## DOCUMENT EXTRACT
---------------
I like to walk fast. I like the feeling of moving fast. I feel more meditative, mentally alive, present and at peace. When moving slow, I am only aware that I am moving slow. I feel trapped and held back. Moving fast is just my natural state. My yoga classes are all power flow with music blasting. I am happiest with a packed calendar, a busy mind (not a quiet one),  where I run full speed from one appointment to the next. That is how I feel, what people call, “in flow.”

I do get what people mean though when they say they need to slow down. I have seen and experienced unhealthy levels of a fast paced life. My first year out of college working as a fashion stylist assistant, for example. I worked seven days a week, 14 hours each day. It was not healthy and I had no time to take a step back to realize how I felt about anything. 

I also grew up in NYC and the cutthroat schools I attended starting at 5 years old left me so tired and drained, I could only function on autopilot. I was always getting sick during that time too. And a lot of companies have taken that lifestyle way too far for their employees, leaving no time for a personal life and making employees work until they are sick and even while they are sick. This actually hurts the company by having people running on empty instead of bringing their best selves and creativity to work. 

So, no, I don’t want that. Not that obsessive grind where you lose sense of your body signals and your soul. I want a vibrant, buzzing, and busy life, but one that is balanced with work, personal interests, friends and family. One where I am able to listen to my body, go to a gym class if I need to, sleep when I’m tired, and meet my friends. I want a meditation in the middle of the day to step away from a vibrant, packed life, but I still want my life packed. 

Not wanting to “slow down” or “quiet down” has really gotten a bad rap lately. It is assumed you are sucked up into a manic lifestyle, avoiding your problems, traumas, and pain. Afraid to be alone with yourself.
---------------
## INFORMATION SHOWN
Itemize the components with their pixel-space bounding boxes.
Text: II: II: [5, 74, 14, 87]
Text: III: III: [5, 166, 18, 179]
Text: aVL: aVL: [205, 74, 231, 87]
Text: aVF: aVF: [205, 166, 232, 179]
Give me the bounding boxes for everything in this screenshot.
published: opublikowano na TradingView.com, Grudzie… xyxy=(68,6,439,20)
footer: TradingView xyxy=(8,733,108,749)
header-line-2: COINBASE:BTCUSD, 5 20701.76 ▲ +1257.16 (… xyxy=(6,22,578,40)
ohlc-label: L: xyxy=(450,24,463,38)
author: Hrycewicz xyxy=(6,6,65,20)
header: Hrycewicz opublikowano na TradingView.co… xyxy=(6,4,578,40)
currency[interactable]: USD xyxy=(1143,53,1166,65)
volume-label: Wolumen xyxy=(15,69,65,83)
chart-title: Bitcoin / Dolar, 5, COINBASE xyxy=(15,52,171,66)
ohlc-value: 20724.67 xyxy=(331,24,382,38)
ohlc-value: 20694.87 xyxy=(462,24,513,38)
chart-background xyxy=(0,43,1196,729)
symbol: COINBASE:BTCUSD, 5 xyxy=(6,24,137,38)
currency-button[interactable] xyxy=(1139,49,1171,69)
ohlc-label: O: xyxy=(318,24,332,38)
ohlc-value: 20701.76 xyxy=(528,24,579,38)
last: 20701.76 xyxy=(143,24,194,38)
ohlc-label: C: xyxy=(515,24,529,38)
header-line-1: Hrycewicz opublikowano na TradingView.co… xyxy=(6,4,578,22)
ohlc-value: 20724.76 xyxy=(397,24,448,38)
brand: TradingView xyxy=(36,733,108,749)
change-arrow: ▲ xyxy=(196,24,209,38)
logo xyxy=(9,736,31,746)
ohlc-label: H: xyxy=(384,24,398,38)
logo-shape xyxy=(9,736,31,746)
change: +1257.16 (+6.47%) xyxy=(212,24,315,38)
---------------
## ACTIVITY
Retype the passage from the essay on walking and living fast starting with "So, no, I don’t" and going on through "alone with yourself.".

## WRITTEN ANSWER
So, no, I don’t want that. Not that obsessive grind where you lose sense of your body signals and your soul. I want a vibrant, buzzing, and busy life, but one that is balanced with work, personal interests, friends and family. One where I am able to listen to my body, go to a gym class if I need to, sleep when I’m tired, and meet my friends. I want a meditation in the middle of the day to step away from a vibrant, packed life, but I still want my life packed. 

Not wanting to “slow down” or “quiet down” has really gotten a bad rap lately. It is assumed you are sucked up into a manic lifestyle, avoiding your problems, traumas, and pain. Afraid to be alone with yourself.